━━━━━ DATA SUPPLIED
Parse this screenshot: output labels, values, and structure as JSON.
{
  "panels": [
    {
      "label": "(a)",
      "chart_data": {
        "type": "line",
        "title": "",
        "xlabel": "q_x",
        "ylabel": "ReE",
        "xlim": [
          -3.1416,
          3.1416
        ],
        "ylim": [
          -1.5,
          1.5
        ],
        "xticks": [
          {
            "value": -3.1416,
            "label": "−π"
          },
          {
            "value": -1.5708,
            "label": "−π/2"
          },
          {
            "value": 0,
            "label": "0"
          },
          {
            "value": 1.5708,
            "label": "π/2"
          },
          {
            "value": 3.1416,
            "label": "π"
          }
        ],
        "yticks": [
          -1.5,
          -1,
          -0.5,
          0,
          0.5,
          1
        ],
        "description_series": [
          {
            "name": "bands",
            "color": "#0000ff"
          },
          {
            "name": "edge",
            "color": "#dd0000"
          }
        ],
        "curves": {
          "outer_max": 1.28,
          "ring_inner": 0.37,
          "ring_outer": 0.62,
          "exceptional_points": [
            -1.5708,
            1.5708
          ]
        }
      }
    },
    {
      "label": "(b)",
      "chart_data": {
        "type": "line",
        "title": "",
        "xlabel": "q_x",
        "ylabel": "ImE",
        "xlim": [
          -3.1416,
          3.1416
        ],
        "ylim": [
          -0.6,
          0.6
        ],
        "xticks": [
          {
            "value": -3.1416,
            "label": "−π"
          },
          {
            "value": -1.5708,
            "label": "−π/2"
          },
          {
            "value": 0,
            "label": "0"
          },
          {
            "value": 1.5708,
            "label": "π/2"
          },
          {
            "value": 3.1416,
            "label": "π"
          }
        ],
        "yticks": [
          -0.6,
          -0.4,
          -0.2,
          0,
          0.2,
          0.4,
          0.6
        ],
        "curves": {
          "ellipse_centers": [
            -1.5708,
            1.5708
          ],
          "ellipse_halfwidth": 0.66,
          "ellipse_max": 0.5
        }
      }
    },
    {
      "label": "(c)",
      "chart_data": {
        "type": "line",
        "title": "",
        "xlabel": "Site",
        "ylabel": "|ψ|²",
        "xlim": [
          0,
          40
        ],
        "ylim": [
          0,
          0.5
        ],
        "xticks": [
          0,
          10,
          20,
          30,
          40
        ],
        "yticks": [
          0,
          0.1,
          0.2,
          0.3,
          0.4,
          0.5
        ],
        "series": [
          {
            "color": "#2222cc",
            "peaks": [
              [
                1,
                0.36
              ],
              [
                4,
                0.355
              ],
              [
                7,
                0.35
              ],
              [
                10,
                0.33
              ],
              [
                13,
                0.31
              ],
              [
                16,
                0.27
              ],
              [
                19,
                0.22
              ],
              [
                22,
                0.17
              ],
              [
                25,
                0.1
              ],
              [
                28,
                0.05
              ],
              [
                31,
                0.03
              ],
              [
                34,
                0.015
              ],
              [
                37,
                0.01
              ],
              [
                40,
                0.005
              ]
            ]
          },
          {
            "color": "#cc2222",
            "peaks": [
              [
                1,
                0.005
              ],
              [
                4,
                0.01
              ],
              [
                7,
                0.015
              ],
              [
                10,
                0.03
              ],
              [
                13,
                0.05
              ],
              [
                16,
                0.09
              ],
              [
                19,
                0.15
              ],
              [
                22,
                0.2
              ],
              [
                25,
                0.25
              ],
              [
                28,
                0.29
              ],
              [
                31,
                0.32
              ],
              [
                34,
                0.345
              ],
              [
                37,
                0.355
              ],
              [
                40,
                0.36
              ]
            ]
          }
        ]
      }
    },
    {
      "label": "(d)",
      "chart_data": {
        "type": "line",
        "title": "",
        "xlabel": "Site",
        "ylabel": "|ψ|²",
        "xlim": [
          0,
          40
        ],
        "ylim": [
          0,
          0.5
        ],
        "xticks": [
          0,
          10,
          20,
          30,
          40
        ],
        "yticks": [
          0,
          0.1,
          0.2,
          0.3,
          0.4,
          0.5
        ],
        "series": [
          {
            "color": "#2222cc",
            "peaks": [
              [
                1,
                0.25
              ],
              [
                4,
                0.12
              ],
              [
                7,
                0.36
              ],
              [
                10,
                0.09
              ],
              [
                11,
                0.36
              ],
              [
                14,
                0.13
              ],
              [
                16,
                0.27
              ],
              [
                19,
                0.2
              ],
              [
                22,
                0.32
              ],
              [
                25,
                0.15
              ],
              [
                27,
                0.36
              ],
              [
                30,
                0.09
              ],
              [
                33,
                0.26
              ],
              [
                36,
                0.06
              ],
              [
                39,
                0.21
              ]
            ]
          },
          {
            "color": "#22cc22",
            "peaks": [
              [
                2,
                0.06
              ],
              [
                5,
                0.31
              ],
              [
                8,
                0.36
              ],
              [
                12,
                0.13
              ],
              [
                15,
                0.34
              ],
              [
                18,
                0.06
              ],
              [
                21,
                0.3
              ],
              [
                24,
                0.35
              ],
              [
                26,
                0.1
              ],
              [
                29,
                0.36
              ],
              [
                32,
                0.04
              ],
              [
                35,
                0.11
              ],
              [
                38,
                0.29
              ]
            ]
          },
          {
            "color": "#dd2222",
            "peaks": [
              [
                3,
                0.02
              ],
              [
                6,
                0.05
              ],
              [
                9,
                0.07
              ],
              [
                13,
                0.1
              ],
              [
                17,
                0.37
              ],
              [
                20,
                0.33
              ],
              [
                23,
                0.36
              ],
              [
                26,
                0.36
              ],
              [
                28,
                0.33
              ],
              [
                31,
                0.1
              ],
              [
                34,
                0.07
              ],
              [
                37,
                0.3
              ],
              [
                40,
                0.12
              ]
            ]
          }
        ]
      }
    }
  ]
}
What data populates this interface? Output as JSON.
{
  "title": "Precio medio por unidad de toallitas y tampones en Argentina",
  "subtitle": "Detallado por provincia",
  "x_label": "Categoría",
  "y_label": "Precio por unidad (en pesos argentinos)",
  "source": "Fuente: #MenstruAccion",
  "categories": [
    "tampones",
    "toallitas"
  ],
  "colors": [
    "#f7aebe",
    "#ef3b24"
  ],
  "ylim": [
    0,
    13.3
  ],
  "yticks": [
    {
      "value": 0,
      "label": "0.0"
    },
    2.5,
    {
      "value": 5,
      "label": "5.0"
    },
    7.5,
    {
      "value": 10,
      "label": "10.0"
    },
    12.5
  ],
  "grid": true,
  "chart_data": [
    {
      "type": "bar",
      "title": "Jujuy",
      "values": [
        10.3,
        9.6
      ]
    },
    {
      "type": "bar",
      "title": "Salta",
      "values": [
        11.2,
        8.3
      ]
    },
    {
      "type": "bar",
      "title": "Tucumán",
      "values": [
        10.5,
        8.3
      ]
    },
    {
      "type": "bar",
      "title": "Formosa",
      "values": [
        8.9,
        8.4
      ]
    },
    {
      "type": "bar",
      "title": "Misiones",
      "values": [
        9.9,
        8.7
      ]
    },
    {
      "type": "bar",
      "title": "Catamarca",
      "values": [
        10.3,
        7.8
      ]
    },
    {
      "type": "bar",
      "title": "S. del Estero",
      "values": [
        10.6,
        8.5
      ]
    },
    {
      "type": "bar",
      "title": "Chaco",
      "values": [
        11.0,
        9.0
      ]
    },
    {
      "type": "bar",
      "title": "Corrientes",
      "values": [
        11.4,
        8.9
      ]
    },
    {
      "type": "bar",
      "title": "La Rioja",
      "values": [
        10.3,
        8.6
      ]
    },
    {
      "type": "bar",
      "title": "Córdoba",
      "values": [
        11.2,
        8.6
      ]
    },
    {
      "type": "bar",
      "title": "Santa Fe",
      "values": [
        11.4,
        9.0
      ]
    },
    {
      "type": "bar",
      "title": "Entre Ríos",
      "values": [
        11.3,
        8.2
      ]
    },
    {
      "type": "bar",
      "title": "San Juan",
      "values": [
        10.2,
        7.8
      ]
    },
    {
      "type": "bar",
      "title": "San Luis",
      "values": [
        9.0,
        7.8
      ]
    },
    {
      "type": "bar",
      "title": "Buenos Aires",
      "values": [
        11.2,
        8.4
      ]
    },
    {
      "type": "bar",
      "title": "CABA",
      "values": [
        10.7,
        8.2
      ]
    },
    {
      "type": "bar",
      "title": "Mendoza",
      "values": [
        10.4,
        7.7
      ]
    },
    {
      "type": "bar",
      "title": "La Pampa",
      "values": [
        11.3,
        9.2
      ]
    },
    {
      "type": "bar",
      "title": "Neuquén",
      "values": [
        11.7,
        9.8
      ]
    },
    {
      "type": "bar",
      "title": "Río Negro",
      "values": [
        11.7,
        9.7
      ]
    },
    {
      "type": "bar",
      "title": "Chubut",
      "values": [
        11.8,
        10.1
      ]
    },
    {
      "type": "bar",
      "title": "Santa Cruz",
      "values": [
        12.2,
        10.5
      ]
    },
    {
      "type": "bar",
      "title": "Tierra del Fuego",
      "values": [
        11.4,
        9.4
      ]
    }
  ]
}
━━━━━━━━━━
* [TASK OBJECTIVE]: Where does the word "Precio" appear? Return each line that holds it.

* [SOLUTION FOR THIS EXERCISE]:
  "title": "Precio medio por unidad de toallitas y tampones en Argentina",
  "y_label": "Precio por unidad (en pesos argentinos)",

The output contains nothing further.